*Problem to work on*. Without the pictures, output the records below word for word.

++++ Information given

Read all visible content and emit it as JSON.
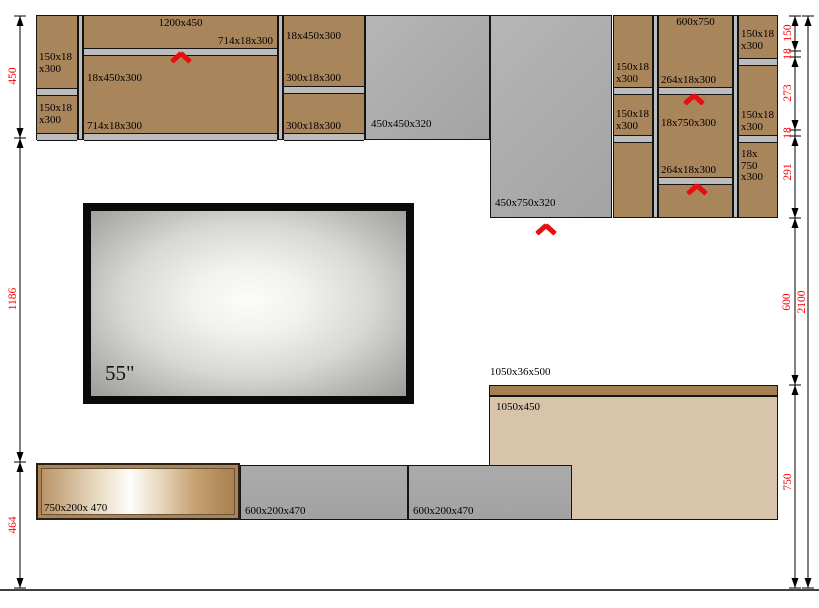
{
  "upper_cabinets": {
    "left_column": {
      "shelf_label_1": "150x18 x300",
      "shelf_label_2": "150x18 x300"
    },
    "wide_cabinet": {
      "name_label": "1200x450",
      "top_shelf_label": "714x18x300",
      "side_panel_label": "18x450x300",
      "bottom_shelf_label": "714x18x300"
    },
    "right_column": {
      "side_panel_label": "18x450x300",
      "shelf_label_1": "300x18x300",
      "shelf_label_2": "300x18x300"
    }
  },
  "side_panels": {
    "small_label": "450x450x320",
    "large_label": "450x750x320"
  },
  "tall_cabinet": {
    "left_column": {
      "shelf_label_1": "150x18 x300",
      "shelf_label_2": "150x18 x300"
    },
    "center_column": {
      "name_label": "600x750",
      "shelf_label_1": "264x18x300",
      "side_panel_label": "18x750x300",
      "shelf_label_2": "264x18x300"
    },
    "right_column": {
      "shelf_label_1": "150x18 x300",
      "shelf_label_2": "150x18 x300",
      "side_panel_label": "18x 750 x300"
    }
  },
  "tv": {
    "size_label": "55\""
  },
  "base_cabinets": {
    "drawer_label": "750x200x 470",
    "cabinet_label_1": "600x200x470",
    "cabinet_label_2": "600x200x470",
    "countertop_label": "1050x36x500",
    "back_panel_label": "1050x450"
  },
  "dimensions": {
    "left": [
      "450",
      "1186",
      "464"
    ],
    "right": [
      "150",
      "18",
      "273",
      "18",
      "291",
      "600",
      "750"
    ],
    "overall_height": "2100"
  },
  "colors": {
    "wood": "#a9855c",
    "panel_gray": "#ababab",
    "shelf_gray": "#bcbcbc",
    "beige_panel": "#d8c4ab",
    "countertop": "#a57e51",
    "annotation_red": "#e60f0f",
    "dimension_red": "#fb0000"
  }
}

++++++++

*Expected answer*.
Read all visible content and emit it as JSON.
{
  "upper_cabinets": {
    "left_column": {
      "shelf_label_1": "150x18 x300",
      "shelf_label_2": "150x18 x300"
    },
    "wide_cabinet": {
      "name_label": "1200x450",
      "top_shelf_label": "714x18x300",
      "side_panel_label": "18x450x300",
      "bottom_shelf_label": "714x18x300"
    },
    "right_column": {
      "side_panel_label": "18x450x300",
      "shelf_label_1": "300x18x300",
      "shelf_label_2": "300x18x300"
    }
  },
  "side_panels": {
    "small_label": "450x450x320",
    "large_label": "450x750x320"
  },
  "tall_cabinet": {
    "left_column": {
      "shelf_label_1": "150x18 x300",
      "shelf_label_2": "150x18 x300"
    },
    "center_column": {
      "name_label": "600x750",
      "shelf_label_1": "264x18x300",
      "side_panel_label": "18x750x300",
      "shelf_label_2": "264x18x300"
    },
    "right_column": {
      "shelf_label_1": "150x18 x300",
      "shelf_label_2": "150x18 x300",
      "side_panel_label": "18x 750 x300"
    }
  },
  "tv": {
    "size_label": "55\""
  },
  "base_cabinets": {
    "drawer_label": "750x200x 470",
    "cabinet_label_1": "600x200x470",
    "cabinet_label_2": "600x200x470",
    "countertop_label": "1050x36x500",
    "back_panel_label": "1050x450"
  },
  "dimensions": {
    "left": [
      "450",
      "1186",
      "464"
    ],
    "right": [
      "150",
      "18",
      "273",
      "18",
      "291",
      "600",
      "750"
    ],
    "overall_height": "2100"
  },
  "colors": {
    "wood": "#a9855c",
    "panel_gray": "#ababab",
    "shelf_gray": "#bcbcbc",
    "beige_panel": "#d8c4ab",
    "countertop": "#a57e51",
    "annotation_red": "#e60f0f",
    "dimension_red": "#fb0000"
  }
}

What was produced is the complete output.